* **WHAT IS EXPECTED**
Select every line holding the word "value" and copy it.

* **AVAILABLE RECORDS**
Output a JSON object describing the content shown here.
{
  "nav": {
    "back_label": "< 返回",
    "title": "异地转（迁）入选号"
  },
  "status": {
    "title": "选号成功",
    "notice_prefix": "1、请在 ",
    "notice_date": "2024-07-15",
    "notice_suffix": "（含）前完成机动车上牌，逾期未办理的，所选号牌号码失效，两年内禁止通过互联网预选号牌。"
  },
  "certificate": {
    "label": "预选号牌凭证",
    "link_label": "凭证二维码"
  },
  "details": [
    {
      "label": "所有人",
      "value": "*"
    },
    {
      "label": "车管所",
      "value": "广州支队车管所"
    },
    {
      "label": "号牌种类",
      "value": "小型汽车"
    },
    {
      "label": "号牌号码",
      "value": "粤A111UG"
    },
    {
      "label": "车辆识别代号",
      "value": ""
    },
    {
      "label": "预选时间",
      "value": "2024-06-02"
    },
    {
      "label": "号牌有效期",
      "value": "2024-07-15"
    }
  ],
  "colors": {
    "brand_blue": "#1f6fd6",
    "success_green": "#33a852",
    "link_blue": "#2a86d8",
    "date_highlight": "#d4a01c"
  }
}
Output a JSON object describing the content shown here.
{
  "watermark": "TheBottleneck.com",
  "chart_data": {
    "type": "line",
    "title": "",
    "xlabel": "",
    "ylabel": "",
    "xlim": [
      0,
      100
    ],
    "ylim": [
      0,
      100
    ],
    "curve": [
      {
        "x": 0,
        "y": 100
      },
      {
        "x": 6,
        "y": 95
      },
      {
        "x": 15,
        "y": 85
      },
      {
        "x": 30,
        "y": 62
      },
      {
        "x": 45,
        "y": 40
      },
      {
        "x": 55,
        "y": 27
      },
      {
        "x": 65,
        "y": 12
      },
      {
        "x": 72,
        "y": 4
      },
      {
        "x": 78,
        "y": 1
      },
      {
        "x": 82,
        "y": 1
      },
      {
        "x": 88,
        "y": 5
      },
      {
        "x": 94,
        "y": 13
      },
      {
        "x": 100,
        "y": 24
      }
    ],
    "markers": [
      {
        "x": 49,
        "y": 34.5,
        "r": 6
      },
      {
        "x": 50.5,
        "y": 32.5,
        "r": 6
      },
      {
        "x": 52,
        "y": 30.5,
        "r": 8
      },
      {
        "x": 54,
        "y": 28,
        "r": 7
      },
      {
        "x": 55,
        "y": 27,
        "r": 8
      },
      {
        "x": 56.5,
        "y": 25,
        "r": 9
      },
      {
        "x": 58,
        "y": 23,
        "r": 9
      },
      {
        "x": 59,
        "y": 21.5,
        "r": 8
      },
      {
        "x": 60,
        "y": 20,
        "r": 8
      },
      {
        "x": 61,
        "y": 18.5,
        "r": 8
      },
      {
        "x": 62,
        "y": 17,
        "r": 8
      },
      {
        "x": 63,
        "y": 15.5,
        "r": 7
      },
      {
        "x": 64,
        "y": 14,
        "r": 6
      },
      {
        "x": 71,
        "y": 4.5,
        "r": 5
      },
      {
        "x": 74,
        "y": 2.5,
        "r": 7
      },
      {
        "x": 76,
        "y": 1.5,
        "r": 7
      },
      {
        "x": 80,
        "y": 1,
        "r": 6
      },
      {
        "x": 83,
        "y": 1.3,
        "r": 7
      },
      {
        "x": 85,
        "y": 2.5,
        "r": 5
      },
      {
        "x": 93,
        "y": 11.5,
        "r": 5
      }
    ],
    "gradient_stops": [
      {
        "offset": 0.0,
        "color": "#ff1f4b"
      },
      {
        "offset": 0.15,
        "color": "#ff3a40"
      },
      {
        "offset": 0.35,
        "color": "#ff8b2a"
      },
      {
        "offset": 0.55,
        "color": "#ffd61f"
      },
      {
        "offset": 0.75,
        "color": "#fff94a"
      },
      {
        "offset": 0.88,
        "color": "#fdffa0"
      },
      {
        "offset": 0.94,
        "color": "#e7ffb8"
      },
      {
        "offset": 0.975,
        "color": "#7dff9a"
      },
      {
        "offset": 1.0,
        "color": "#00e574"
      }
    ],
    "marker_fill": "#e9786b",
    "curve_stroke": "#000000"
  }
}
* * *
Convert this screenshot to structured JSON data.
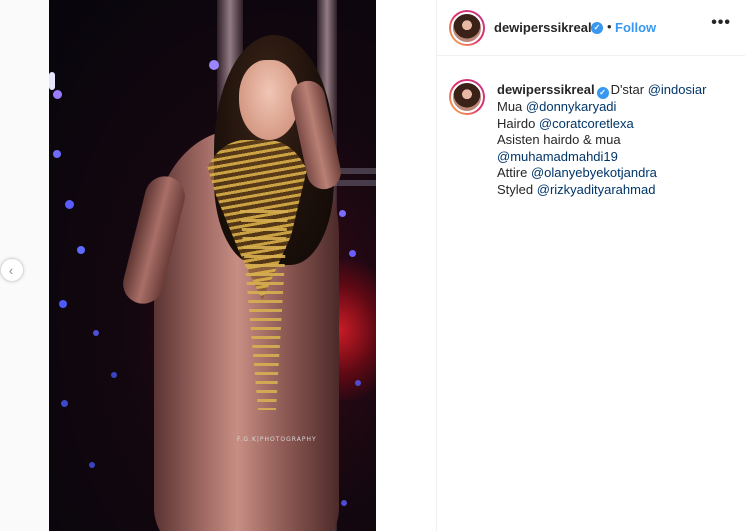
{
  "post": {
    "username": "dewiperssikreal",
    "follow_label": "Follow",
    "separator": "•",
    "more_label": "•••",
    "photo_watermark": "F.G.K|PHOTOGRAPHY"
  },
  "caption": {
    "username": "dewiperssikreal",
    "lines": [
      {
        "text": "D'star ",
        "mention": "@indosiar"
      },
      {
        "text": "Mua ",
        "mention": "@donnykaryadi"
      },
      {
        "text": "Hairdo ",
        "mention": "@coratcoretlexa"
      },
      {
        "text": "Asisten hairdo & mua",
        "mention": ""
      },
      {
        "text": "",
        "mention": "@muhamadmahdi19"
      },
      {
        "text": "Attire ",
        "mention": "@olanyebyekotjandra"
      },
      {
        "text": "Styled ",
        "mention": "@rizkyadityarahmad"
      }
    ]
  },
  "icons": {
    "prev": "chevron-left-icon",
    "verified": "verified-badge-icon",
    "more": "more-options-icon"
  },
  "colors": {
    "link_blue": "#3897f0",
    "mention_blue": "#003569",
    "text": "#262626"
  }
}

* **EXERCISE OUTPUT**
      "value": "*"
      "value": "广州支队车管所"
      "value": "小型汽车"
      "value": "粤A111UG"
      "value": ""
      "value": "2024-06-02"
      "value": "2024-07-15"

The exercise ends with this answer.